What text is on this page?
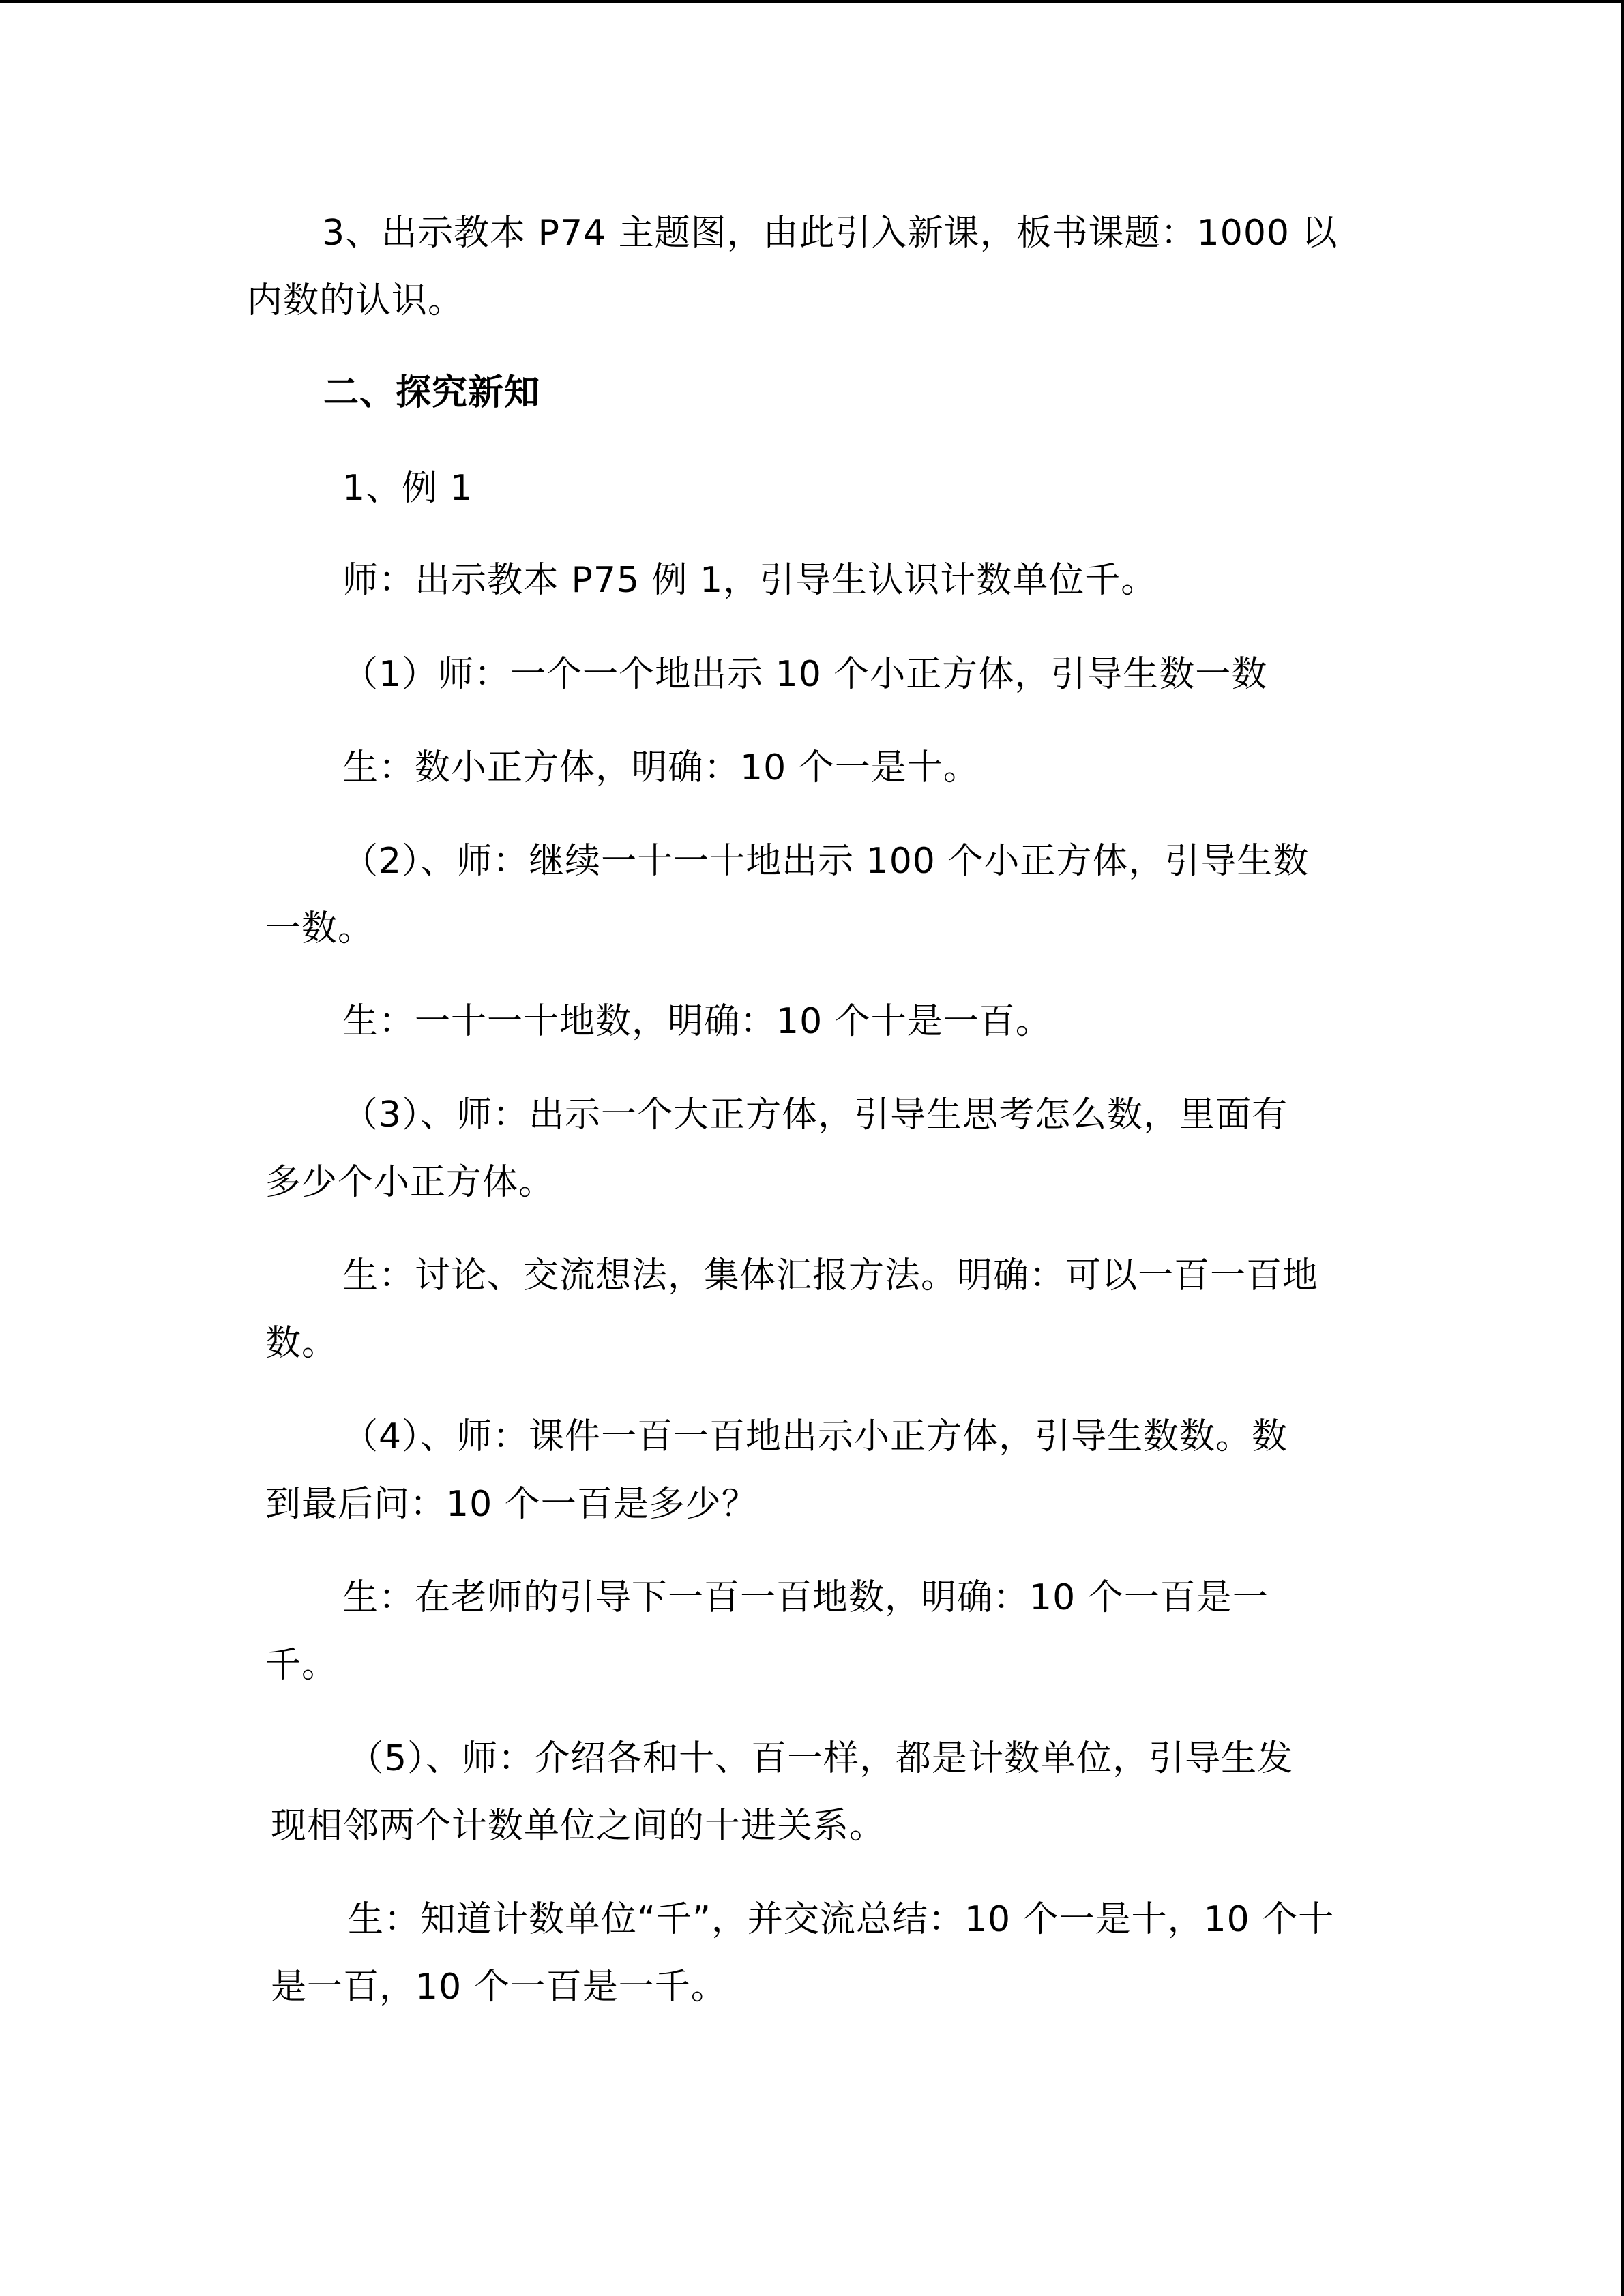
3、出示教本 P74 主题图，由此引入新课，板书课题：1000 以
内数的认识。
二、探究新知
1、例 1
师：出示教本 P75 例 1，引导生认识计数单位千。
（1）师：一个一个地出示 10 个小正方体，引导生数一数
生：数小正方体，明确：10 个一是十。
（2）、师：继续一十一十地出示 100 个小正方体，引导生数
一数。
生：一十一十地数，明确：10 个十是一百。
（3）、师：出示一个大正方体，引导生思考怎么数，里面有
多少个小正方体。
生：讨论、交流想法，集体汇报方法。明确：可以一百一百地
数。
（4）、师：课件一百一百地出示小正方体，引导生数数。数
到最后问：10 个一百是多少？
生：在老师的引导下一百一百地数，明确：10 个一百是一
千。
（5）、师：介绍各和十、百一样，都是计数单位，引导生发
现相邻两个计数单位之间的十进关系。
生：知道计数单位“千”，并交流总结：10 个一是十，10 个十
是一百，10 个一百是一千。
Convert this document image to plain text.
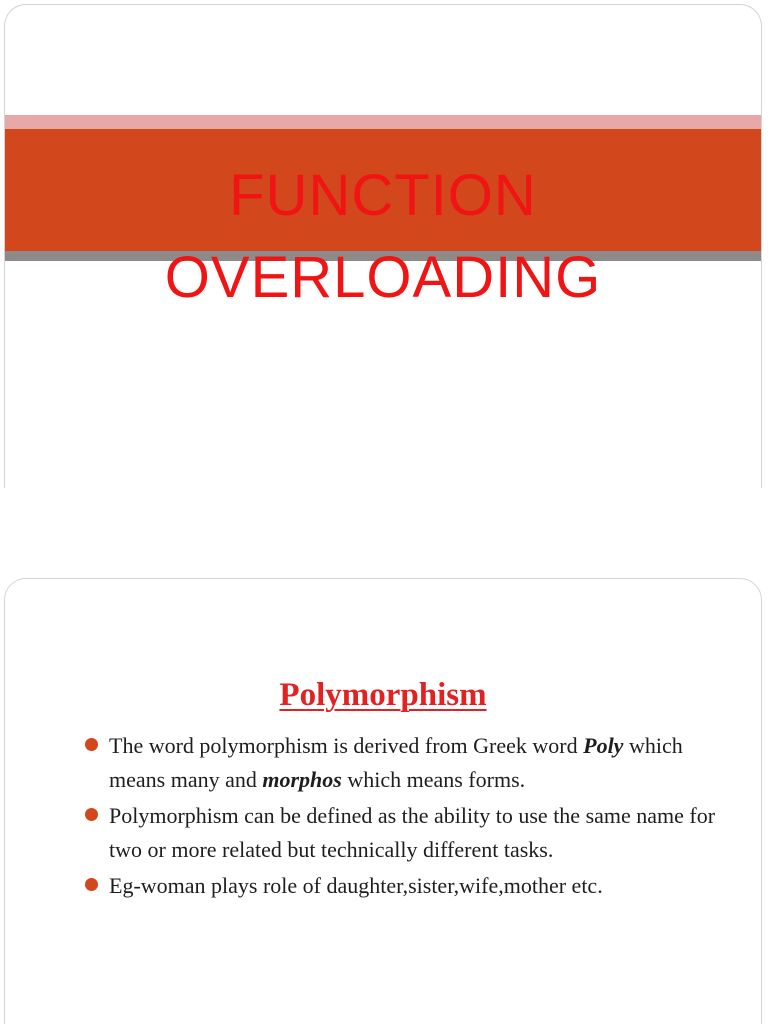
FUNCTION
OVERLOADING
Polymorphism
The word polymorphism is derived from Greek word Poly which means many and morphos which means forms.
Polymorphism can be defined as the ability to use the same name for two or more related but technically different tasks.
Eg-woman plays role of daughter,sister,wife,mother etc.
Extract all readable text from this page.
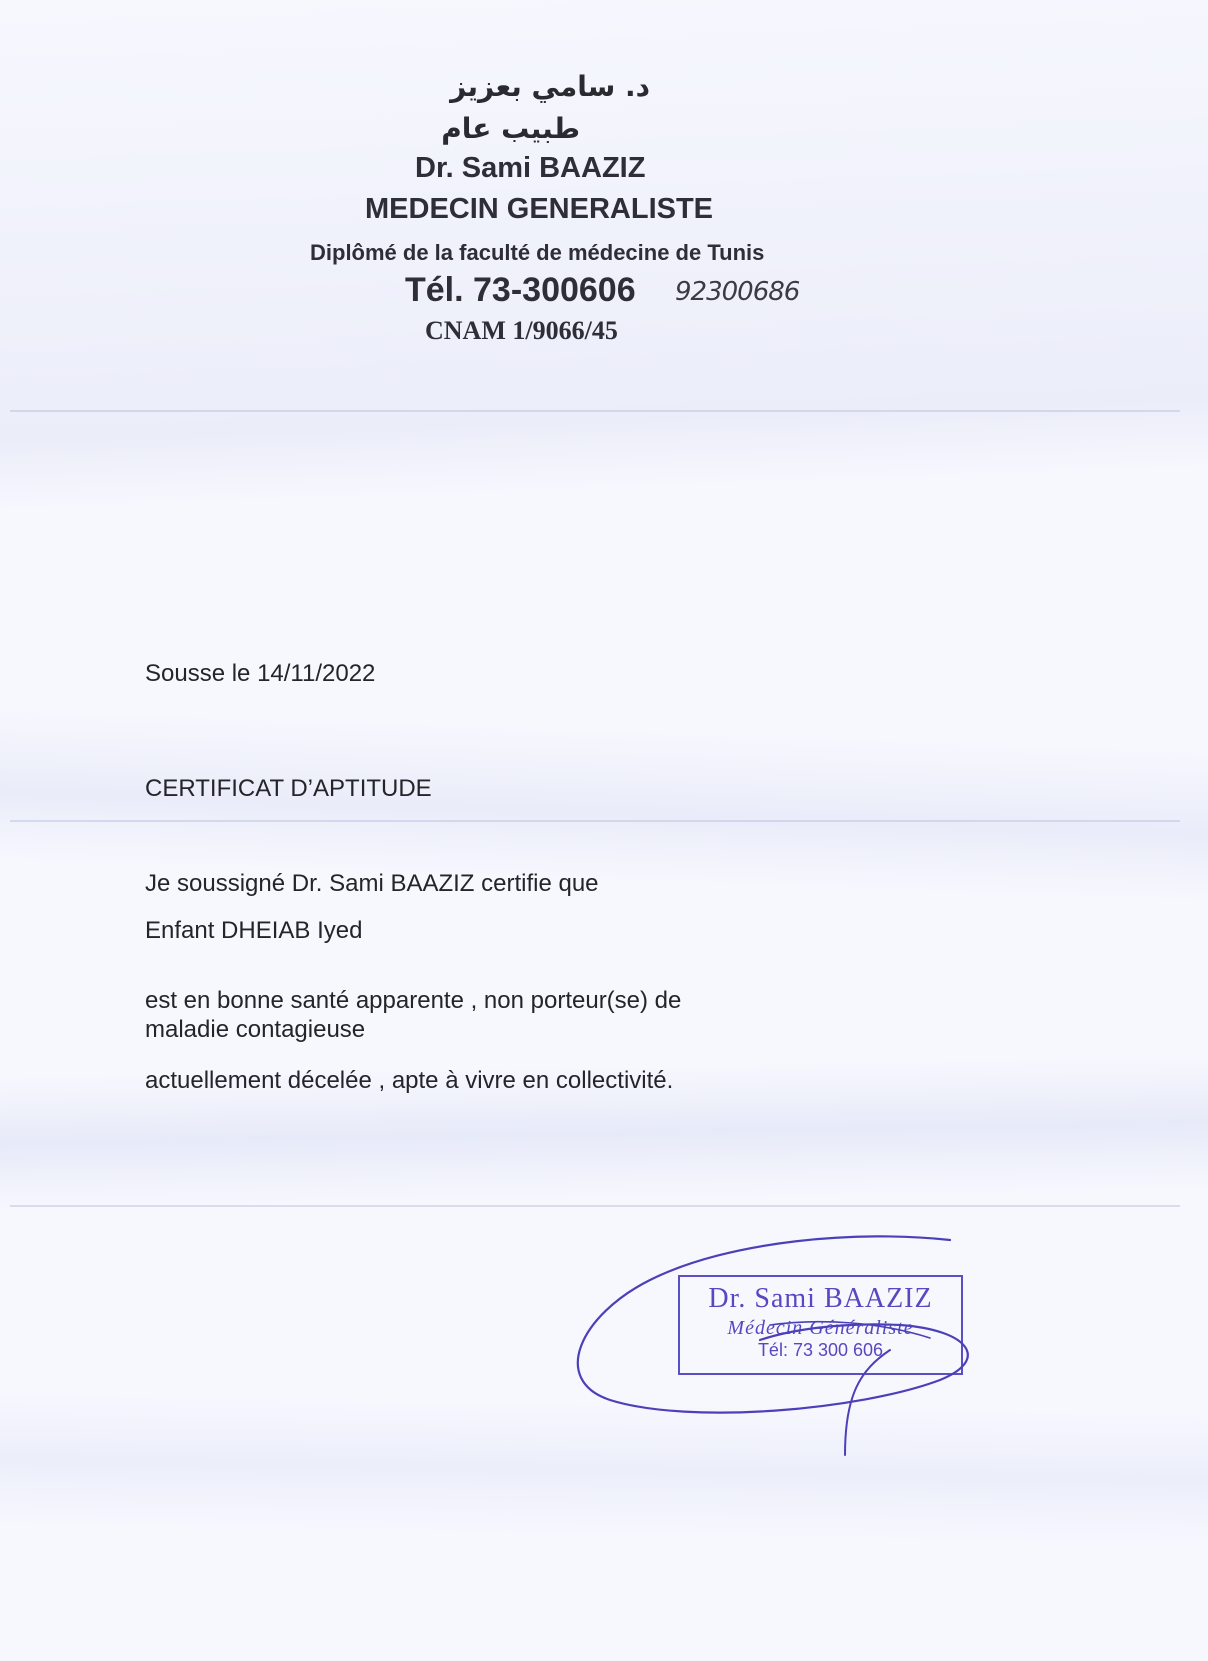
د. سامي بعزيز
طبيب عام
Dr. Sami BAAZIZ
MEDECIN GENERALISTE
Diplômé de la faculté de médecine de Tunis
Tél. 73-300606 92300686
CNAM 1/9066/45
Sousse le 14/11/2022
CERTIFICAT D’APTITUDE
Je soussigné Dr. Sami BAAZIZ certifie que
Enfant DHEIAB Iyed
est en bonne santé apparente , non porteur(se) de
maladie contagieuse
actuellement décelée , apte à vivre en collectivité.
Dr. Sami BAAZIZ
Médecin Généraliste
Tél: 73 300 606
• • • • • • •
INSTRUCTIONS FOR THE TASK: Restate the whole of the material word for word without the pictures.

RESPONSE TO THE EXERCISE:
What text is on this page?
3、出示教本 P74 主题图，由此引入新课，板书课题：1000 以
内数的认识。
二、探究新知
1、例 1
师：出示教本 P75 例 1，引导生认识计数单位千。
（1）师：一个一个地出示 10 个小正方体，引导生数一数
生：数小正方体，明确：10 个一是十。
（2）、师：继续一十一十地出示 100 个小正方体，引导生数
一数。
生：一十一十地数，明确：10 个十是一百。
（3）、师：出示一个大正方体，引导生思考怎么数，里面有
多少个小正方体。
生：讨论、交流想法，集体汇报方法。明确：可以一百一百地
数。
（4）、师：课件一百一百地出示小正方体，引导生数数。数
到最后问：10 个一百是多少？
生：在老师的引导下一百一百地数，明确：10 个一百是一
千。
（5）、师：介绍各和十、百一样，都是计数单位，引导生发
现相邻两个计数单位之间的十进关系。
生：知道计数单位“千”，并交流总结：10 个一是十，10 个十
是一百，10 个一百是一千。
Convert this document image to plain text.
FUNCTION
OVERLOADING
Polymorphism
The word polymorphism is derived from Greek word Poly which means many and morphos which means forms.
Polymorphism can be defined as the ability to use the same name for two or more related but technically different tasks.
Eg-woman plays role of daughter,sister,wife,mother etc.
Extract all readable text from this page.
د. سامي بعزيز
طبيب عام
Dr. Sami BAAZIZ
MEDECIN GENERALISTE
Diplômé de la faculté de médecine de Tunis
Tél. 73-300606 92300686
CNAM 1/9066/45
Sousse le 14/11/2022
CERTIFICAT D’APTITUDE
Je soussigné Dr. Sami BAAZIZ certifie que
Enfant DHEIAB Iyed
est en bonne santé apparente , non porteur(se) de
maladie contagieuse
actuellement décelée , apte à vivre en collectivité.
Dr. Sami BAAZIZ
Médecin Généraliste
Tél: 73 300 606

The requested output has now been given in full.